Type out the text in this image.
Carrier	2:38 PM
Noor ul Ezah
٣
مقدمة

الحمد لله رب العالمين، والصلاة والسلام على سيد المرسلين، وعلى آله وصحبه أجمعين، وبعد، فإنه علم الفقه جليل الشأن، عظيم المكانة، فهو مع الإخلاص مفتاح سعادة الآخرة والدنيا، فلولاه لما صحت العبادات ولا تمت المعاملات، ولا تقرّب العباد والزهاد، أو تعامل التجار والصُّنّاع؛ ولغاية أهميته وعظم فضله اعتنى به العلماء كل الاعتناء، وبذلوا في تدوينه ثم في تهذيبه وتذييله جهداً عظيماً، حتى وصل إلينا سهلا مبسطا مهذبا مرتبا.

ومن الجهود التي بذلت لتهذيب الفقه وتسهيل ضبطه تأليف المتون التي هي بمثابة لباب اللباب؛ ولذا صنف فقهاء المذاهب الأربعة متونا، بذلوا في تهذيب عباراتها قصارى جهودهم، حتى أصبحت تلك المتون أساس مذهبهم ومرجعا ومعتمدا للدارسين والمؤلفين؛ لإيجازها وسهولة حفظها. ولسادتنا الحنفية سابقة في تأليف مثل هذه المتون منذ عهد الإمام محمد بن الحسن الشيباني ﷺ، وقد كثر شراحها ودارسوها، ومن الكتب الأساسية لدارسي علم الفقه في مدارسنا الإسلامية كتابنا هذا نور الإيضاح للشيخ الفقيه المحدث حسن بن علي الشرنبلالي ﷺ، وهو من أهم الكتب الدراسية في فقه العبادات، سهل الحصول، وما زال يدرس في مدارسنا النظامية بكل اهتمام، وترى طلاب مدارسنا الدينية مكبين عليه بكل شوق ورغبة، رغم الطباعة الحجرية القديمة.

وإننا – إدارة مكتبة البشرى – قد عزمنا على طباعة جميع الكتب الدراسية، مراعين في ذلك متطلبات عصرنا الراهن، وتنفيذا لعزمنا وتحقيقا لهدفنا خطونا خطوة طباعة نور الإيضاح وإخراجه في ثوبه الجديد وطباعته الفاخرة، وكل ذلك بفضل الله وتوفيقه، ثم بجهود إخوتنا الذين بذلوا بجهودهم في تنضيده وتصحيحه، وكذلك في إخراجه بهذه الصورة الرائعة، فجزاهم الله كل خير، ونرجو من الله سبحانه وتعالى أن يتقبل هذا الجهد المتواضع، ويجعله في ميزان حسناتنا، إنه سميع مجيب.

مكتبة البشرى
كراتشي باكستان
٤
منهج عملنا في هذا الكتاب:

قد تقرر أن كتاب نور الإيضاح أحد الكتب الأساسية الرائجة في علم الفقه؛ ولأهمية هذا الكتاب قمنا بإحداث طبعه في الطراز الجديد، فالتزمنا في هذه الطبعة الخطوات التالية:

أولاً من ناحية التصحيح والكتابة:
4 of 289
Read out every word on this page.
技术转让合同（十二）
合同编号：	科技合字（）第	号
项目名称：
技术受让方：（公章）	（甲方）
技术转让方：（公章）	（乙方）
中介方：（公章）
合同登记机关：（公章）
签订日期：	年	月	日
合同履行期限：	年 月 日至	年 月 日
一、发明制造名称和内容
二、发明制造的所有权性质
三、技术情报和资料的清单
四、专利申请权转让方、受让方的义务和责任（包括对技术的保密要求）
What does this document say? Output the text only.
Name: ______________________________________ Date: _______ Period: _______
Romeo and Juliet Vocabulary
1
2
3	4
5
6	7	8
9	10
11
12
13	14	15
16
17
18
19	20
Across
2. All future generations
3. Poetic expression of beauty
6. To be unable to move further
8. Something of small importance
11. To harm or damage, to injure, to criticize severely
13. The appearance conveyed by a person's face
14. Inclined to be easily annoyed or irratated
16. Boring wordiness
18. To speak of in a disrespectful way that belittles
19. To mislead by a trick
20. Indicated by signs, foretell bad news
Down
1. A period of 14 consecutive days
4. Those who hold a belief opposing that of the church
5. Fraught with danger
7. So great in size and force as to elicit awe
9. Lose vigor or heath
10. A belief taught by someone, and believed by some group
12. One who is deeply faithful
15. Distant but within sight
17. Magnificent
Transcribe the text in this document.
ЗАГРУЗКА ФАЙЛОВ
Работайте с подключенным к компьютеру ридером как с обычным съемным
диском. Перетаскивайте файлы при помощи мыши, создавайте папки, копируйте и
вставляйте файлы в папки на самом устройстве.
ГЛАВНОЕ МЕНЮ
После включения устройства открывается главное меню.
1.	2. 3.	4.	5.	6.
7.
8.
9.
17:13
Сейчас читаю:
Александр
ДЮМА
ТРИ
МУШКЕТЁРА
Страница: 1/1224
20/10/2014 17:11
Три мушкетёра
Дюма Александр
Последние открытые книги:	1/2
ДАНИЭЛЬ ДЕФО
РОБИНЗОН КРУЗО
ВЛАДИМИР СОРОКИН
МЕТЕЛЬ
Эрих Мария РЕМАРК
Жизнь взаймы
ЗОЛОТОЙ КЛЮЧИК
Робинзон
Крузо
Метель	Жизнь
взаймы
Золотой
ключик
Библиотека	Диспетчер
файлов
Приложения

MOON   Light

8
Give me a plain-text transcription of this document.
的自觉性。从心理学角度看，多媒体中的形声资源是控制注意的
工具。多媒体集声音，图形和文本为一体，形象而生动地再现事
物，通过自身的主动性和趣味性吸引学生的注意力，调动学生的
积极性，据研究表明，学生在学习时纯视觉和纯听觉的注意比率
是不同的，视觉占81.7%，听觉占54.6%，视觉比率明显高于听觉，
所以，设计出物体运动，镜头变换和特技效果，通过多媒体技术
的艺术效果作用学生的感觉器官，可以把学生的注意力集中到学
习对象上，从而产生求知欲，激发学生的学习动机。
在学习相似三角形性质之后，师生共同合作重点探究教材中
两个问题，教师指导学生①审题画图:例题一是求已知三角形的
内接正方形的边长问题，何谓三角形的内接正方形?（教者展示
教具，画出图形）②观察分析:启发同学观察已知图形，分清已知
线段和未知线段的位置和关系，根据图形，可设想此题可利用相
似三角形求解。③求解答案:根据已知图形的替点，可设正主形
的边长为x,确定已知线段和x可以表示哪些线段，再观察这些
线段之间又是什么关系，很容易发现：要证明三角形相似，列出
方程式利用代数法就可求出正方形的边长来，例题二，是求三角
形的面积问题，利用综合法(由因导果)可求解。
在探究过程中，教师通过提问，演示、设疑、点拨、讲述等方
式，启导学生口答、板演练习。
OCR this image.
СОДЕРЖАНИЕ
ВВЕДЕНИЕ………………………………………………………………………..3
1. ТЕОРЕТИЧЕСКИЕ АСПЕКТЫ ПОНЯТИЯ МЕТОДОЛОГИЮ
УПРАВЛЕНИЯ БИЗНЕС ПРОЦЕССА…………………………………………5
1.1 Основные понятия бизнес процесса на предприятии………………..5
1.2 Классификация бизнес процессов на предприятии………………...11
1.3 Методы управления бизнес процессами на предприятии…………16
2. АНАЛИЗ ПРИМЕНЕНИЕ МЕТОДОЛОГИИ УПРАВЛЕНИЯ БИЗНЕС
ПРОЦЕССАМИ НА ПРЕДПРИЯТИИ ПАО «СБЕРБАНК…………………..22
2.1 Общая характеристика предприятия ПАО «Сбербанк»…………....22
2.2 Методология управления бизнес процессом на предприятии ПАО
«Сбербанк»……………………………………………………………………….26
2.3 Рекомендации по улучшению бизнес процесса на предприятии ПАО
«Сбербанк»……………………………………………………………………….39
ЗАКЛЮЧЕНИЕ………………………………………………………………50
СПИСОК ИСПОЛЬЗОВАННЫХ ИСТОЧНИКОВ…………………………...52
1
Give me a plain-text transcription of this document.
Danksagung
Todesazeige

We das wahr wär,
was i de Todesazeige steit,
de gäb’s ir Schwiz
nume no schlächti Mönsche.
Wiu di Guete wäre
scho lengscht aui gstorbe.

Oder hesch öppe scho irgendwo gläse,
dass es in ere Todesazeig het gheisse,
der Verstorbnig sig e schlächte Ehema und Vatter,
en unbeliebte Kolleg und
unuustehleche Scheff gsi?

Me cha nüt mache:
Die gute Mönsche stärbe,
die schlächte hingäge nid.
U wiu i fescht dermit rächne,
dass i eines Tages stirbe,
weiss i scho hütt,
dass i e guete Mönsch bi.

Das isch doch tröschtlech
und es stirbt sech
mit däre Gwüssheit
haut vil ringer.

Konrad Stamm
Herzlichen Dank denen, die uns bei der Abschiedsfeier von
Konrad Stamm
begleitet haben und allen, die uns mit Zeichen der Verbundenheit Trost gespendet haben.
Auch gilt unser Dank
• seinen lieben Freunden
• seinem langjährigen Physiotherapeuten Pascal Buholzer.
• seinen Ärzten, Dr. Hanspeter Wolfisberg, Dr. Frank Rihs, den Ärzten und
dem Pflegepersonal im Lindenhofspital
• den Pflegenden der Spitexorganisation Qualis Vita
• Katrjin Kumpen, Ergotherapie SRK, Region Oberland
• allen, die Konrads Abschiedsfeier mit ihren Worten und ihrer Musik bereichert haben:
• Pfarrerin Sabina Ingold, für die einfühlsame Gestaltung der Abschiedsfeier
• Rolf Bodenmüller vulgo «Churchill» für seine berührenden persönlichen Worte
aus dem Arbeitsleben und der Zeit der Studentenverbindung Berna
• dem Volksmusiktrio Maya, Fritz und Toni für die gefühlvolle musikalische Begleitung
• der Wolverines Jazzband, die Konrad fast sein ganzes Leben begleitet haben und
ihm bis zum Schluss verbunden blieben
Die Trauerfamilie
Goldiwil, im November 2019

···

→ **Task requirements**
Identify the lines in the entries above that contain "document", then copy them out.

→ **Reply to the task**
What does this document say? Output the text only.
Transcribe the text in this document.
Give me a plain-text transcription of this document.
Give me a plain-text transcription of this document.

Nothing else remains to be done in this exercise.